→ GOAL OF THE EXERCISE
Say how many lines of these entries include the word "расчете", and answer with the number alone.

— START OF PROVIDED RECORDS —

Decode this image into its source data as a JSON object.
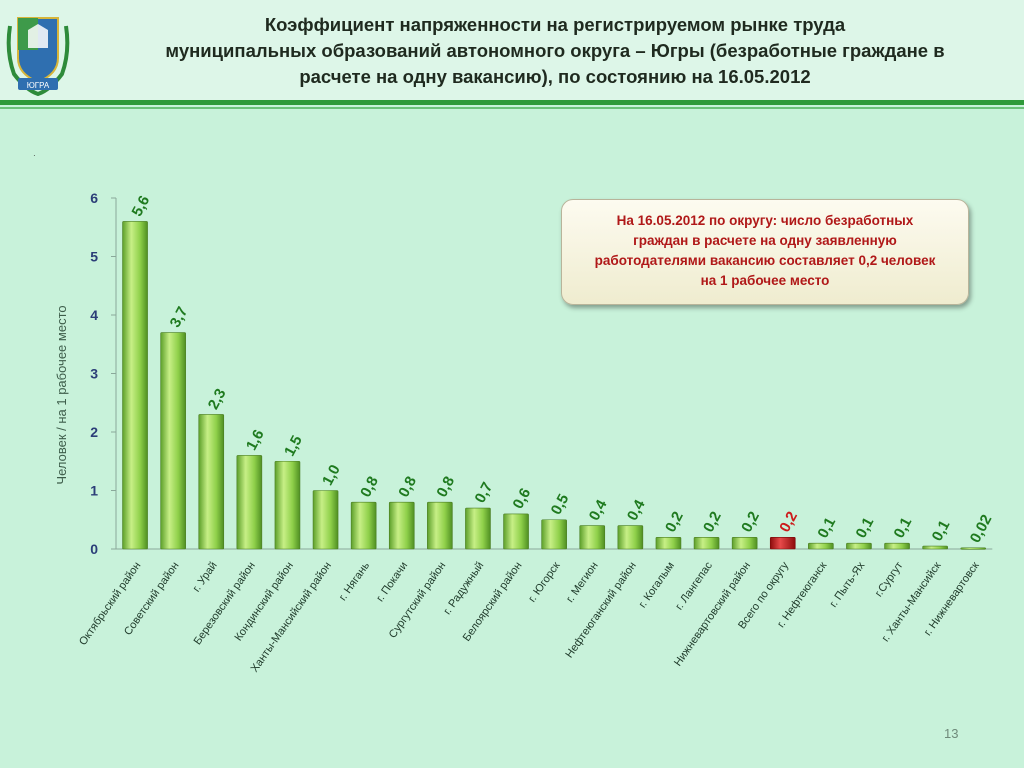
{
  "header": {
    "title_lines": [
      "Коэффициент напряженности на регистрируемом рынке труда",
      "муниципальных образований автономного округа – Югры (безработные граждане в",
      "расчете на одну вакансию), по состоянию на 16.05.2012"
    ],
    "emblem_text": "ЮГРА"
  },
  "note": {
    "lines": [
      "На 16.05.2012 по округу: число безработных",
      "граждан в расчете на одну заявленную",
      "работодателями вакансию составляет 0,2 человек",
      "на 1 рабочее место"
    ]
  },
  "page_number": "13",
  "colors": {
    "bar": "#8fd04a",
    "highlight_bar": "#cc1a1a",
    "label": "#1f7a1f",
    "highlight_label": "#cc1a1a",
    "axis_text": "#2c3e78"
  },
  "chart_data": {
    "type": "bar",
    "categories": [
      "Октябрьский район",
      "Советский район",
      "г. Урай",
      "Березовский район",
      "Кондинский район",
      "Ханты-Мансийский район",
      "г. Нягань",
      "г. Покачи",
      "Сургутский район",
      "г. Радужный",
      "Белоярский район",
      "г. Югорск",
      "г. Мегион",
      "Нефтеюганский район",
      "г. Когалым",
      "г. Лангепас",
      "Нижневартовский район",
      "Всего по округу",
      "г. Нефтеюганск",
      "г. Пыть-Ях",
      "г.Сургут",
      "г. Ханты-Мансийск",
      "г. Нижневартовск"
    ],
    "values": [
      5.6,
      3.7,
      2.3,
      1.6,
      1.5,
      1.0,
      0.8,
      0.8,
      0.8,
      0.7,
      0.6,
      0.5,
      0.4,
      0.4,
      0.2,
      0.2,
      0.2,
      0.2,
      0.1,
      0.1,
      0.1,
      0.05,
      0.02
    ],
    "data_labels": [
      "5,6",
      "3,7",
      "2,3",
      "1,6",
      "1,5",
      "1,0",
      "0,8",
      "0,8",
      "0,8",
      "0,7",
      "0,6",
      "0,5",
      "0,4",
      "0,4",
      "0,2",
      "0,2",
      "0,2",
      "0,2",
      "0,1",
      "0,1",
      "0,1",
      "0,1",
      "0,02"
    ],
    "highlight_category": "Всего по округу",
    "ylabel": "Человек / на 1 рабочее место",
    "ylim": [
      0,
      6
    ],
    "yticks": [
      "0",
      "1",
      "2",
      "3",
      "4",
      "5",
      "6"
    ],
    "grid": false
  }
}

— END OF PROVIDED RECORDS —

→ SOLUTION TO THIS PROBLEM
2